• [REQUIRED WORK] Give the entries again, word for word.

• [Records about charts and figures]
══════════════════════════════

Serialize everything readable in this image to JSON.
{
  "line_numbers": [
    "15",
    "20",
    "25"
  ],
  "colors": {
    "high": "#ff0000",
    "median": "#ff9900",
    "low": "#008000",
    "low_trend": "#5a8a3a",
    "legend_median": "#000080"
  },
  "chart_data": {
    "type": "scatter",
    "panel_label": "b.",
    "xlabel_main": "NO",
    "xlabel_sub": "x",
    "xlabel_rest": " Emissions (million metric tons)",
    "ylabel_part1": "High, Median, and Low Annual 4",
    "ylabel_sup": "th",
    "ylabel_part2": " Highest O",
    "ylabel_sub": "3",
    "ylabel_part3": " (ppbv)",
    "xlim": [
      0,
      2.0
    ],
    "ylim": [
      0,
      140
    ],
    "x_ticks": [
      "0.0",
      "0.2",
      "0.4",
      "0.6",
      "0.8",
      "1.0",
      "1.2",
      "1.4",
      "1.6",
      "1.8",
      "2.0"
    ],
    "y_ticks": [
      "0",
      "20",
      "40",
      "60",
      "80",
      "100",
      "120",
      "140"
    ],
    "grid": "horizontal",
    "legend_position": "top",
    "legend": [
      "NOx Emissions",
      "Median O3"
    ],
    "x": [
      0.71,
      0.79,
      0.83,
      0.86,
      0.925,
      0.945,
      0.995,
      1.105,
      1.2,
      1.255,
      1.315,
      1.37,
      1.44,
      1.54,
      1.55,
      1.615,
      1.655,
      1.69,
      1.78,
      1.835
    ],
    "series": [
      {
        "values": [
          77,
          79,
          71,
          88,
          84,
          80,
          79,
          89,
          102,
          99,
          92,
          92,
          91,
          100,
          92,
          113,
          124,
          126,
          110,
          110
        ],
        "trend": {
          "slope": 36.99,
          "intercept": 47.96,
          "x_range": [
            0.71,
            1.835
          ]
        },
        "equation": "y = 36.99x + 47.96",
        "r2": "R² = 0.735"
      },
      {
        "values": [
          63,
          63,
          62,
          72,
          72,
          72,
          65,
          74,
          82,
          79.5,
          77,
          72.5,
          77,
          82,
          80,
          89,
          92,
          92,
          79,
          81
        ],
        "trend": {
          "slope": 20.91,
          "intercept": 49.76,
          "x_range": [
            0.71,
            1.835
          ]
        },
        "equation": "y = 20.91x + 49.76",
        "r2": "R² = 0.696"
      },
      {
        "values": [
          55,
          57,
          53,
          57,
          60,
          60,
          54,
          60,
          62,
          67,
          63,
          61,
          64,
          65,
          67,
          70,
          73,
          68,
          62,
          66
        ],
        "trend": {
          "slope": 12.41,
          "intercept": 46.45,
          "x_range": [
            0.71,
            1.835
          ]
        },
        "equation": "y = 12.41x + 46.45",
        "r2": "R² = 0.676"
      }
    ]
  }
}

══════════════════════════════

• [THE OUTPUT]
Serialize everything readable in this image to JSON.
{
  "line_numbers": [
    "15",
    "20",
    "25"
  ],
  "colors": {
    "high": "#ff0000",
    "median": "#ff9900",
    "low": "#008000",
    "low_trend": "#5a8a3a",
    "legend_median": "#000080"
  },
  "chart_data": {
    "type": "scatter",
    "panel_label": "b.",
    "xlabel_main": "NO",
    "xlabel_sub": "x",
    "xlabel_rest": " Emissions (million metric tons)",
    "ylabel_part1": "High, Median, and Low Annual 4",
    "ylabel_sup": "th",
    "ylabel_part2": " Highest O",
    "ylabel_sub": "3",
    "ylabel_part3": " (ppbv)",
    "xlim": [
      0,
      2.0
    ],
    "ylim": [
      0,
      140
    ],
    "x_ticks": [
      "0.0",
      "0.2",
      "0.4",
      "0.6",
      "0.8",
      "1.0",
      "1.2",
      "1.4",
      "1.6",
      "1.8",
      "2.0"
    ],
    "y_ticks": [
      "0",
      "20",
      "40",
      "60",
      "80",
      "100",
      "120",
      "140"
    ],
    "grid": "horizontal",
    "legend_position": "top",
    "legend": [
      "NOx Emissions",
      "Median O3"
    ],
    "x": [
      0.71,
      0.79,
      0.83,
      0.86,
      0.925,
      0.945,
      0.995,
      1.105,
      1.2,
      1.255,
      1.315,
      1.37,
      1.44,
      1.54,
      1.55,
      1.615,
      1.655,
      1.69,
      1.78,
      1.835
    ],
    "series": [
      {
        "values": [
          77,
          79,
          71,
          88,
          84,
          80,
          79,
          89,
          102,
          99,
          92,
          92,
          91,
          100,
          92,
          113,
          124,
          126,
          110,
          110
        ],
        "trend": {
          "slope": 36.99,
          "intercept": 47.96,
          "x_range": [
            0.71,
            1.835
          ]
        },
        "equation": "y = 36.99x + 47.96",
        "r2": "R² = 0.735"
      },
      {
        "values": [
          63,
          63,
          62,
          72,
          72,
          72,
          65,
          74,
          82,
          79.5,
          77,
          72.5,
          77,
          82,
          80,
          89,
          92,
          92,
          79,
          81
        ],
        "trend": {
          "slope": 20.91,
          "intercept": 49.76,
          "x_range": [
            0.71,
            1.835
          ]
        },
        "equation": "y = 20.91x + 49.76",
        "r2": "R² = 0.696"
      },
      {
        "values": [
          55,
          57,
          53,
          57,
          60,
          60,
          54,
          60,
          62,
          67,
          63,
          61,
          64,
          65,
          67,
          70,
          73,
          68,
          62,
          66
        ],
        "trend": {
          "slope": 12.41,
          "intercept": 46.45,
          "x_range": [
            0.71,
            1.835
          ]
        },
        "equation": "y = 12.41x + 46.45",
        "r2": "R² = 0.676"
      }
    ]
  }
}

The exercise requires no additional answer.